* _Recorded data_
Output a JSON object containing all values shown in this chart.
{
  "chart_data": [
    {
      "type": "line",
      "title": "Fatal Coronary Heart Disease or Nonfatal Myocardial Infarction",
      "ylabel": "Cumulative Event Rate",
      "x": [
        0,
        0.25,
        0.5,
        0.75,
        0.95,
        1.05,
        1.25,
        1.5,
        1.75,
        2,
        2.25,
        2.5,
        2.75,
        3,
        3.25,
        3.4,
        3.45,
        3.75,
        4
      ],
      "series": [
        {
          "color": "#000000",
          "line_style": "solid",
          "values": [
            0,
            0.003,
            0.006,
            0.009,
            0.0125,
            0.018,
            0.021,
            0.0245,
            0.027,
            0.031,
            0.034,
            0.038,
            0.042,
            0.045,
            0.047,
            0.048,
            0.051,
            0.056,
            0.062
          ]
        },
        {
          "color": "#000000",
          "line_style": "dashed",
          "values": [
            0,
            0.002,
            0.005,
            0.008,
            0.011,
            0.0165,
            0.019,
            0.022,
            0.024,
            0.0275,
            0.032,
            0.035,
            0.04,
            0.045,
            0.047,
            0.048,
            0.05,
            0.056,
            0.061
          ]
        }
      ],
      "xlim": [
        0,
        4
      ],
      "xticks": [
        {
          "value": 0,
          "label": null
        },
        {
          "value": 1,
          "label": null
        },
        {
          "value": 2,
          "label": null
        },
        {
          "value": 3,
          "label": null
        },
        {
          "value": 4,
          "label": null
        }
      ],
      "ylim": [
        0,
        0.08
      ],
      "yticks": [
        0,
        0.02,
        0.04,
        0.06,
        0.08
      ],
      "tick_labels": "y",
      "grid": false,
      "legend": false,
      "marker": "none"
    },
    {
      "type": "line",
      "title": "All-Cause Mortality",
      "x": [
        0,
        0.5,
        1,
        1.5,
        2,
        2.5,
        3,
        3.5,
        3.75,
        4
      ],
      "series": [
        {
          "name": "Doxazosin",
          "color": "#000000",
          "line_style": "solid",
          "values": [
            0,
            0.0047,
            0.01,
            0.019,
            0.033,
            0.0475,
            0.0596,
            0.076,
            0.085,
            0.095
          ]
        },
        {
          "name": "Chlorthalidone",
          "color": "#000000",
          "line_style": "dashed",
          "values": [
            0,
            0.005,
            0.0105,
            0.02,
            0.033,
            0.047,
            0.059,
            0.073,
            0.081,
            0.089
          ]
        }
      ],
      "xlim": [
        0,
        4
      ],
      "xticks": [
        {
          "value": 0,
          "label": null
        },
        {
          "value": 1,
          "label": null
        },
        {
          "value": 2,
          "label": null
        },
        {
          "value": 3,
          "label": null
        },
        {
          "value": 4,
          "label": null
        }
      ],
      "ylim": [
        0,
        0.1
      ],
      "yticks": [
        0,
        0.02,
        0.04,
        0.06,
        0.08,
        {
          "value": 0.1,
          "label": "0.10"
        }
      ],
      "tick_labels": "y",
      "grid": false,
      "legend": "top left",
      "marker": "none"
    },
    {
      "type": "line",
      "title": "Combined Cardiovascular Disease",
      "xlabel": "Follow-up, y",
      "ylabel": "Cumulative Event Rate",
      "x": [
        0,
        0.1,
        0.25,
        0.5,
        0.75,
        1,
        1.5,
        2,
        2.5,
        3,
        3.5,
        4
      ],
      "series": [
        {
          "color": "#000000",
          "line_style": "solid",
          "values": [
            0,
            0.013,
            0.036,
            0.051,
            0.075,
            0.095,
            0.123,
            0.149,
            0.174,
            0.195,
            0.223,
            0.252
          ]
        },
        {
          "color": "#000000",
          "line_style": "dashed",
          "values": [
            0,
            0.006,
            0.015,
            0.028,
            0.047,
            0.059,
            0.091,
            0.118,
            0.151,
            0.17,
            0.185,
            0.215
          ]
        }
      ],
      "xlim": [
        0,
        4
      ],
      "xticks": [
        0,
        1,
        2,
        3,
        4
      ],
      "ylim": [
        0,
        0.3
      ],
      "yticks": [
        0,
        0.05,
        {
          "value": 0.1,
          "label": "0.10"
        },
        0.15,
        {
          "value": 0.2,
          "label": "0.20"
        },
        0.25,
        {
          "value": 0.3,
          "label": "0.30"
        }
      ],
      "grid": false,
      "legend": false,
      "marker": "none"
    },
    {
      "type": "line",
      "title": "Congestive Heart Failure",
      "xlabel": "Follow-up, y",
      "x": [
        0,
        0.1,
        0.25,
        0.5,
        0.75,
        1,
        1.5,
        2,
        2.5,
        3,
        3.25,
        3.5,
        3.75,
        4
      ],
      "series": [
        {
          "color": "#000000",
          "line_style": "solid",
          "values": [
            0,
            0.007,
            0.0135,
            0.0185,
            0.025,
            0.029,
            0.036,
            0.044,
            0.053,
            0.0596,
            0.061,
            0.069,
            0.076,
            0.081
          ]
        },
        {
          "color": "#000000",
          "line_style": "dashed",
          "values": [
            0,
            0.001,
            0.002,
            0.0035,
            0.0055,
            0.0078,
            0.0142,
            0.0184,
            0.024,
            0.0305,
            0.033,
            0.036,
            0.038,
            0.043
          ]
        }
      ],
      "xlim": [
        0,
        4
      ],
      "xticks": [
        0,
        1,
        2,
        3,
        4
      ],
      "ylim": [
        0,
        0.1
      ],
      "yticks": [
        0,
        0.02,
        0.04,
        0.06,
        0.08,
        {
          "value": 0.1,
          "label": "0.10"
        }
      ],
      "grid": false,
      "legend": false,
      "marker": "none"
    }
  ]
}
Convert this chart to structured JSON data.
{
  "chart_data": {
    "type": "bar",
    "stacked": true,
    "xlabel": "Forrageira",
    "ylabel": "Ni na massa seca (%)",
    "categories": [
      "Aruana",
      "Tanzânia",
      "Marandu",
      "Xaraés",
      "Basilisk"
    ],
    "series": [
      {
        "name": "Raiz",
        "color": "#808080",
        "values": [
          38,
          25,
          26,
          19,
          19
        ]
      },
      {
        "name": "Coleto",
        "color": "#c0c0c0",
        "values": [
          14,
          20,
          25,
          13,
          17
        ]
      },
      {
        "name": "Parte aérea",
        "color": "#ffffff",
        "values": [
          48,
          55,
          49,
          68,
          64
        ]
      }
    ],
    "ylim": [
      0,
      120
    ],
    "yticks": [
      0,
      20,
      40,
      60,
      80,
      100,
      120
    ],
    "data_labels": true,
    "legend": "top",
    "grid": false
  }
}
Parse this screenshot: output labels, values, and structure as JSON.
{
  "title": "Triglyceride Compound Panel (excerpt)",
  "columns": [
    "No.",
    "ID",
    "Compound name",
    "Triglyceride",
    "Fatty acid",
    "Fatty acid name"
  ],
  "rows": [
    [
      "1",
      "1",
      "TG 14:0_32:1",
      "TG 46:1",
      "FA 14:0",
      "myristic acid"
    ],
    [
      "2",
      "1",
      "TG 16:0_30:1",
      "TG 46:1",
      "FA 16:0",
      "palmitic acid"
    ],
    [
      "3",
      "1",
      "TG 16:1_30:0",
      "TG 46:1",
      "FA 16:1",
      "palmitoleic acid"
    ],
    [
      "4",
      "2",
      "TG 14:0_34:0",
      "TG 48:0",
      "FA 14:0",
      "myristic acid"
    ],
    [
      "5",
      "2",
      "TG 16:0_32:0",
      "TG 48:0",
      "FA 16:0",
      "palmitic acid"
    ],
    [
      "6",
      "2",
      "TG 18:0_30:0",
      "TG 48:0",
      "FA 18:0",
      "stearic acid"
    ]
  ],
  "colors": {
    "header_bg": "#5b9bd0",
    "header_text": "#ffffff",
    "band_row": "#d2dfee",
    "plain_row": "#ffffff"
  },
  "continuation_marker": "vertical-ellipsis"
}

* _Work required_
Look over the listing above. Pick out and copy every line that includes "Disease".

* _Answer for the task_
      "title": "Fatal Coronary Heart Disease or Nonfatal Myocardial Infarction",
      "title": "Combined Cardiovascular Disease",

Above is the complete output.